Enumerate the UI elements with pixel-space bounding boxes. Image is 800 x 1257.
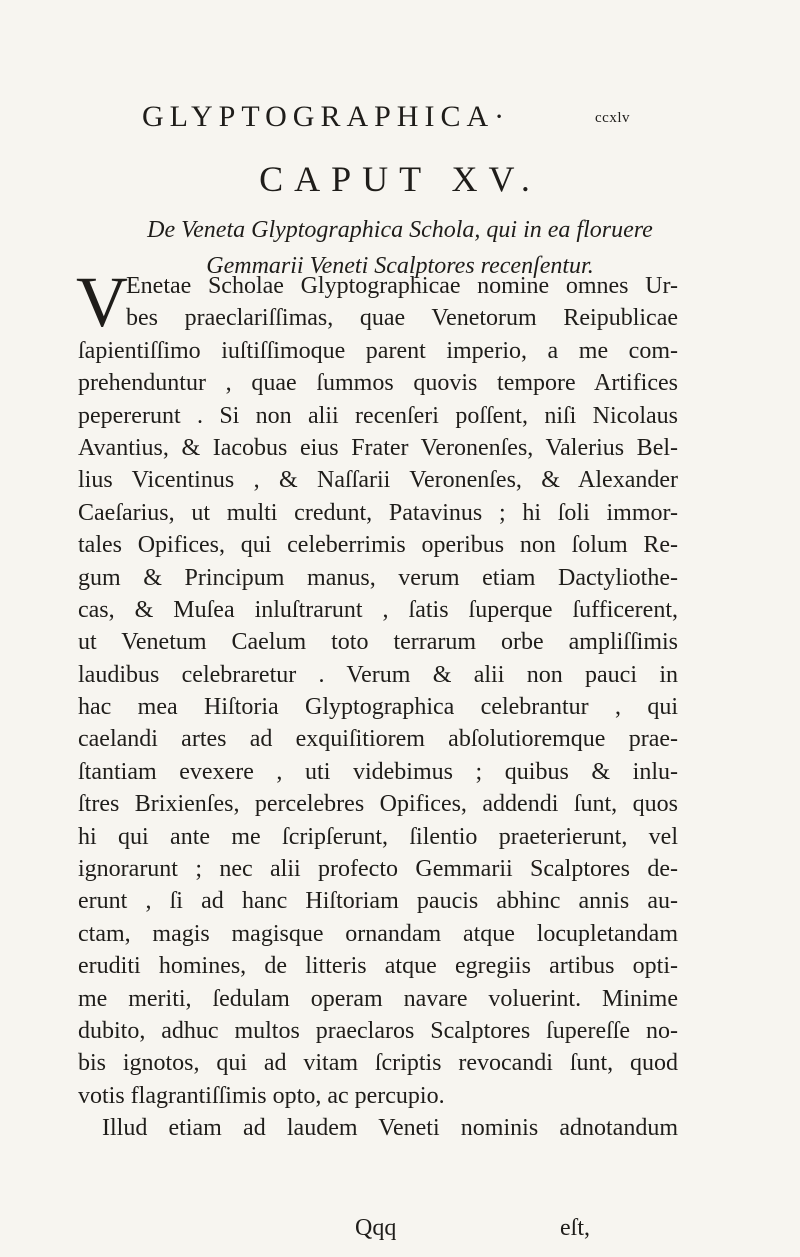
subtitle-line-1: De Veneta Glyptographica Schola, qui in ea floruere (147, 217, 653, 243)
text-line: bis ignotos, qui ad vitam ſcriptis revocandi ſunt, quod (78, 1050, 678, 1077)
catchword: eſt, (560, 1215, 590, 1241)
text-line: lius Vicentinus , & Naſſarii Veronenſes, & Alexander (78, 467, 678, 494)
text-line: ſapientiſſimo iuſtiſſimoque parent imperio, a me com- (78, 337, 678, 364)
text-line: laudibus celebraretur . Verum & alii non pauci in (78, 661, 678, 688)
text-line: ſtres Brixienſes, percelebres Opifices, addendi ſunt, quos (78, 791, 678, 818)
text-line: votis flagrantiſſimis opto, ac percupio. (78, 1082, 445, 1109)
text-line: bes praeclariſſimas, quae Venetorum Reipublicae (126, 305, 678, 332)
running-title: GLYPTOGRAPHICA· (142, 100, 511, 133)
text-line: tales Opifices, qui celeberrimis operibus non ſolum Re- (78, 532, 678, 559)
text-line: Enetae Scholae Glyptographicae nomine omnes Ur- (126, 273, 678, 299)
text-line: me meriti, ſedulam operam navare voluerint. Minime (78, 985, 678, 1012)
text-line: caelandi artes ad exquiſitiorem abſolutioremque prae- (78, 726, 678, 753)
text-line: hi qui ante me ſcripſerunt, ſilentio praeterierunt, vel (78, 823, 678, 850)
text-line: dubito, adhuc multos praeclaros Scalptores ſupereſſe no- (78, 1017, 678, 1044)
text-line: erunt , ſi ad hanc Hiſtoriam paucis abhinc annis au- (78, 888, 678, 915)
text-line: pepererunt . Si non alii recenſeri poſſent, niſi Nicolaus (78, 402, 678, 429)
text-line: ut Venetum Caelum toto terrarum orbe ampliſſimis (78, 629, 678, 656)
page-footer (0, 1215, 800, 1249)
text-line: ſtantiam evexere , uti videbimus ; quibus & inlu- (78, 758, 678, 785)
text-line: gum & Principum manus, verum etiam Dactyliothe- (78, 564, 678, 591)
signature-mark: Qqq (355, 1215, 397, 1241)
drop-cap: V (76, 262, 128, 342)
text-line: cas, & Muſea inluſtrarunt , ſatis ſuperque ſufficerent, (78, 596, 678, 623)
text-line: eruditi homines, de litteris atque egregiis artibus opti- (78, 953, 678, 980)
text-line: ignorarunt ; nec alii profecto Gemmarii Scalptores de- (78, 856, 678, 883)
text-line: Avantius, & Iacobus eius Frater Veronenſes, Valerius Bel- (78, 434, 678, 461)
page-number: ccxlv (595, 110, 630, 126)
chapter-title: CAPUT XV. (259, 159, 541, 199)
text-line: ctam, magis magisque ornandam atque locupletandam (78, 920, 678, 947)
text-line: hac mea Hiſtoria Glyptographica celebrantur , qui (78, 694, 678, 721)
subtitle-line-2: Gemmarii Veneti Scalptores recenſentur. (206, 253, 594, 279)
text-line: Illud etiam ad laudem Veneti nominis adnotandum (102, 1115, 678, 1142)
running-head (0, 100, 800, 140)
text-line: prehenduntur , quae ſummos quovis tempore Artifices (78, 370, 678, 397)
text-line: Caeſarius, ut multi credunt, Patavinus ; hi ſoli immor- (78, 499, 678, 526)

What is being asked: Which rows above contain the string "Veronenſes"? Pull out every one of them in full, treating uppercase and lowercase as distinct.

Written response:
text-line: lius Vicentinus , & Naſſarii Veronenſes, & Alexander (78, 467, 678, 494)
text-line: Avantius, & Iacobus eius Frater Veronenſes, Valerius Bel- (78, 434, 678, 461)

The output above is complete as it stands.